**Short exercise**
Return the lines below that carry the word "string".

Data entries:
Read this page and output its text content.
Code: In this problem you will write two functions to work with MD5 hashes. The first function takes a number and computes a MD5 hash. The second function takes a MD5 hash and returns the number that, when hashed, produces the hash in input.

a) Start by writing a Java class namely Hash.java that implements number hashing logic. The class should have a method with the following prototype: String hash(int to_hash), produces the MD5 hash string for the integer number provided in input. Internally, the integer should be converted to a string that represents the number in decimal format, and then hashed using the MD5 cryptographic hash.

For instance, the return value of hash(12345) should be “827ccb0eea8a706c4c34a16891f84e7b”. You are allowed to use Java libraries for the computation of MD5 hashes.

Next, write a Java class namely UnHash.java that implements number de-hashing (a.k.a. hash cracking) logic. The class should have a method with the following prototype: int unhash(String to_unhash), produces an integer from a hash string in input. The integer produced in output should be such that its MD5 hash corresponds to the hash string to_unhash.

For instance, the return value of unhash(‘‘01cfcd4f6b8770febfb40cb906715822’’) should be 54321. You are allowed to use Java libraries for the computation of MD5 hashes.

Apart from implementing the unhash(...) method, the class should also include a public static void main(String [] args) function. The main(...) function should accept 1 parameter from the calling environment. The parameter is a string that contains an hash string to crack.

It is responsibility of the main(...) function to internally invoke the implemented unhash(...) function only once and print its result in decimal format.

**Result below**
a) Start by writing a Java class namely Hash.java that implements number hashing logic. The class should have a method with the following prototype: String hash(int to_hash), produces the MD5 hash string for the integer number provided in input. Internally, the integer should be converted to a string that represents the number in decimal format, and then hashed using the MD5 cryptographic hash.
Next, write a Java class namely UnHash.java that implements number de-hashing (a.k.a. hash cracking) logic. The class should have a method with the following prototype: int unhash(String to_unhash), produces an integer from a hash string in input. The integer produced in output should be such that its MD5 hash corresponds to the hash string to_unhash.
Apart from implementing the unhash(...) method, the class should also include a public static void main(String [] args) function. The main(...) function should accept 1 parameter from the calling environment. The parameter is a string that contains an hash string to crack.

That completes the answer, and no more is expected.